» **STATED EXERCISE**: Go through the listing and pick out each line with the word "Indian" in it.

» **Dataset entries**:
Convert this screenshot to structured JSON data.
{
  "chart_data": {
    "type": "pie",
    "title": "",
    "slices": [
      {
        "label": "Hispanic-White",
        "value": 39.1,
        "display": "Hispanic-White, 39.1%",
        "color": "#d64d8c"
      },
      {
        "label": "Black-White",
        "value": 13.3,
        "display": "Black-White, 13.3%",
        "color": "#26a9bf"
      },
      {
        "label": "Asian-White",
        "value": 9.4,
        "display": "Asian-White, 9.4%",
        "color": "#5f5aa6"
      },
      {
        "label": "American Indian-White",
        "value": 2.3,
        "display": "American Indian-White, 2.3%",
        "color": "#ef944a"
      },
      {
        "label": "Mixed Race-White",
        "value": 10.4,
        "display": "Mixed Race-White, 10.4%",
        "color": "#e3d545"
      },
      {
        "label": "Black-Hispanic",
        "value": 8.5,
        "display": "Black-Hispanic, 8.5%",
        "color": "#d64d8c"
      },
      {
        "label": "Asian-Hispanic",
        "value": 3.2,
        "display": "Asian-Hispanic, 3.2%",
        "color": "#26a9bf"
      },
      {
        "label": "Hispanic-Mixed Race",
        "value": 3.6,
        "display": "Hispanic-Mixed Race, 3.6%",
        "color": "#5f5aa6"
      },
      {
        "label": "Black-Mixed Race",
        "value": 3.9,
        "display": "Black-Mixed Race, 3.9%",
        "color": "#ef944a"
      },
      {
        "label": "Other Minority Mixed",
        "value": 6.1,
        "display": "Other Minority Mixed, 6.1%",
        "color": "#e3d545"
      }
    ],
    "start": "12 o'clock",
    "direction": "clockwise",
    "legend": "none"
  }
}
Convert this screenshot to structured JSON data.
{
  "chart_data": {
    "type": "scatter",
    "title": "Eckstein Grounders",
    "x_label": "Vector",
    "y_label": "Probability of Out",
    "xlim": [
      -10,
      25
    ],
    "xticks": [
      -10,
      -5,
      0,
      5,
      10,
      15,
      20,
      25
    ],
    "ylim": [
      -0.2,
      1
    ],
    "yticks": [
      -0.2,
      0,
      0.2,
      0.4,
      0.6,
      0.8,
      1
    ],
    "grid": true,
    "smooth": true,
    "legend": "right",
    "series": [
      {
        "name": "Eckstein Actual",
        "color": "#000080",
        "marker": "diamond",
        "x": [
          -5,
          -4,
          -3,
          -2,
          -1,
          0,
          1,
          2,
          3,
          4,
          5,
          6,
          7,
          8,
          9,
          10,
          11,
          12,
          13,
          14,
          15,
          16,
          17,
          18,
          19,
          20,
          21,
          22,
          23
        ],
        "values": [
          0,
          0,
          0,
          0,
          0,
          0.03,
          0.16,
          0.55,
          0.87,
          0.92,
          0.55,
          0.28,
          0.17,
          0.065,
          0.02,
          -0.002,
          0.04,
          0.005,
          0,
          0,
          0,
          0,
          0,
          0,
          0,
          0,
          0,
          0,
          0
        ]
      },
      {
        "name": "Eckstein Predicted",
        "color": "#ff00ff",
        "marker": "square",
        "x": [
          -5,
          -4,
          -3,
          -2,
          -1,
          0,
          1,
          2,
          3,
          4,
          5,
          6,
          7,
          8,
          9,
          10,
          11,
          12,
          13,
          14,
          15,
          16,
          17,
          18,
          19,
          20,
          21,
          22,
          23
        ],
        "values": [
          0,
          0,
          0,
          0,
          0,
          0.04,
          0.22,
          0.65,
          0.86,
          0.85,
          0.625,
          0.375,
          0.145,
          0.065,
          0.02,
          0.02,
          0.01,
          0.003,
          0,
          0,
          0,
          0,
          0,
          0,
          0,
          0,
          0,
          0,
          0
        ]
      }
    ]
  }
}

» **WRITTEN RESPONSE**:
        "label": "American Indian-White",
        "display": "American Indian-White, 2.3%",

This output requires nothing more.